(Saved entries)
==============================

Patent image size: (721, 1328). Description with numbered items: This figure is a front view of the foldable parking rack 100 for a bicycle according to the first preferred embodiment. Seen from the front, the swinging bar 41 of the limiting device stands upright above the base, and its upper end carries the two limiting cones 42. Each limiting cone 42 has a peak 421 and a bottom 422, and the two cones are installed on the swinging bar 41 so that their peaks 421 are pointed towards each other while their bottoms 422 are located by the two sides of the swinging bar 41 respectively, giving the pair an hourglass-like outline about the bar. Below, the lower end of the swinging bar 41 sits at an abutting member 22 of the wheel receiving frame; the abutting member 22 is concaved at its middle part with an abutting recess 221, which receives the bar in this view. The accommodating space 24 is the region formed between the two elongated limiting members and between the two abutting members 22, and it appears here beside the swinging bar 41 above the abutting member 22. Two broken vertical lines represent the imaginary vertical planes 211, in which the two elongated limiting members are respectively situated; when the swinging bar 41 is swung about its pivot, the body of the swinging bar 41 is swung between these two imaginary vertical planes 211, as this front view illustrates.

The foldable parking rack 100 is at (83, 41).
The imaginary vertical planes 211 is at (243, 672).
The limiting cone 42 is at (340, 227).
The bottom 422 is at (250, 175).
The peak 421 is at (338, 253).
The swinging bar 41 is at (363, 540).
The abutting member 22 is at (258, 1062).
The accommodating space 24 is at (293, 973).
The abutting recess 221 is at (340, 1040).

==============================

**TASK DIRECTIONS**.
Please reproduce the lines starting at the first one and ending at the line that contains "The swinging bar 41 is at (363, 540).".

**EXERCISE RESULT**.
Patent image size: (721, 1328). Description with numbered items: This figure is a front view of the foldable parking rack 100 for a bicycle according to the first preferred embodiment. Seen from the front, the swinging bar 41 of the limiting device stands upright above the base, and its upper end carries the two limiting cones 42. Each limiting cone 42 has a peak 421 and a bottom 422, and the two cones are installed on the swinging bar 41 so that their peaks 421 are pointed towards each other while their bottoms 422 are located by the two sides of the swinging bar 41 respectively, giving the pair an hourglass-like outline about the bar. Below, the lower end of the swinging bar 41 sits at an abutting member 22 of the wheel receiving frame; the abutting member 22 is concaved at its middle part with an abutting recess 221, which receives the bar in this view. The accommodating space 24 is the region formed between the two elongated limiting members and between the two abutting members 22, and it appears here beside the swinging bar 41 above the abutting member 22. Two broken vertical lines represent the imaginary vertical planes 211, in which the two elongated limiting members are respectively situated; when the swinging bar 41 is swung about its pivot, the body of the swinging bar 41 is swung between these two imaginary vertical planes 211, as this front view illustrates.

The foldable parking rack 100 is at (83, 41).
The imaginary vertical planes 211 is at (243, 672).
The limiting cone 42 is at (340, 227).
The bottom 422 is at (250, 175).
The peak 421 is at (338, 253).
The swinging bar 41 is at (363, 540).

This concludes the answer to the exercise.